(DATA TO USE)
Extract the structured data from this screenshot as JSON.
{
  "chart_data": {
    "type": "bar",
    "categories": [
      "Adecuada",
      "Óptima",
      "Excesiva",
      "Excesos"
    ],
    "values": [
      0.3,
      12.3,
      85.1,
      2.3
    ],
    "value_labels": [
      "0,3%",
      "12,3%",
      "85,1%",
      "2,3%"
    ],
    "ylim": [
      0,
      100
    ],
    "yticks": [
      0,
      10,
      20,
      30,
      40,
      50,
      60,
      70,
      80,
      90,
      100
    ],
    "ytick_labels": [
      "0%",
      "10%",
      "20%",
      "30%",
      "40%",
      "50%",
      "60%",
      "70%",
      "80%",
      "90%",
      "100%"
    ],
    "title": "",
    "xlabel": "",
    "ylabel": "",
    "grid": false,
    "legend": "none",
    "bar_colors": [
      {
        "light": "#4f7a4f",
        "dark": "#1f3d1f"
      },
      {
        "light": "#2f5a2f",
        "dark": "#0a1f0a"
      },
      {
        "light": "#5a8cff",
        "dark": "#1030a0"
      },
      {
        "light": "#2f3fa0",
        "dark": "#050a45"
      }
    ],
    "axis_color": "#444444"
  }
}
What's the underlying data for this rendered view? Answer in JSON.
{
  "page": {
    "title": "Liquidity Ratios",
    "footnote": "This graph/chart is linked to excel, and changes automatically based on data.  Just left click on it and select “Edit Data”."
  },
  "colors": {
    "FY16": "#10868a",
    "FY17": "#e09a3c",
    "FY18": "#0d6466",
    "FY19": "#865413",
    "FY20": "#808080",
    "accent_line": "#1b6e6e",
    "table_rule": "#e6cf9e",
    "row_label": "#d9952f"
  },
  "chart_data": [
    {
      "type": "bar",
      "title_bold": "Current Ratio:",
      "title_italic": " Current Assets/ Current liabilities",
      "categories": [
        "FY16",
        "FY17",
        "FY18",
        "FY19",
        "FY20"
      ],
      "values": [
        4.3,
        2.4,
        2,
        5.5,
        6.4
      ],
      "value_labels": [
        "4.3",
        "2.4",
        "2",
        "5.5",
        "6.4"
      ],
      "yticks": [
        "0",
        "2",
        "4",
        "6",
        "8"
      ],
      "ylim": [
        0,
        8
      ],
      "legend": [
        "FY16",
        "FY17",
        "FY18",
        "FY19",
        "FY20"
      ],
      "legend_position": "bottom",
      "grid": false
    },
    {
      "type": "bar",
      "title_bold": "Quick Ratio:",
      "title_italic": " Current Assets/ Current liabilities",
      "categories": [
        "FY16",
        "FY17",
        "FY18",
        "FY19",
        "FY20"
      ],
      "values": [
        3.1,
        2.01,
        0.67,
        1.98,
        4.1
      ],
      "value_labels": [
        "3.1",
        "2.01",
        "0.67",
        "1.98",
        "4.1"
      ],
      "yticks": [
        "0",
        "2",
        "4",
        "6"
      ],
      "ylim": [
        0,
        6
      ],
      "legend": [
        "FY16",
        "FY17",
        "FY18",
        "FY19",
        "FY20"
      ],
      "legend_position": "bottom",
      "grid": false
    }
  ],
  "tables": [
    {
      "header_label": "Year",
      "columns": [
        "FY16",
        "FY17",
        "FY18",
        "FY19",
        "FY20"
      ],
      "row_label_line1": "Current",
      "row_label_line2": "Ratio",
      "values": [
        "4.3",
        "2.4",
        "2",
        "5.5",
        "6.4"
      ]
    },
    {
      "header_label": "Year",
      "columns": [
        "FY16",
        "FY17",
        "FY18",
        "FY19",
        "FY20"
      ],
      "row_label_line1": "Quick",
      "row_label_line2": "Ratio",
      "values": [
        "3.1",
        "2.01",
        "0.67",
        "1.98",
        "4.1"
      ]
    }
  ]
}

(GIVEN EXERCISE) Note how many lines in the material hold the word "Current", and give that number with nothing added.

(SOLUTION FOR THIS TASK) 4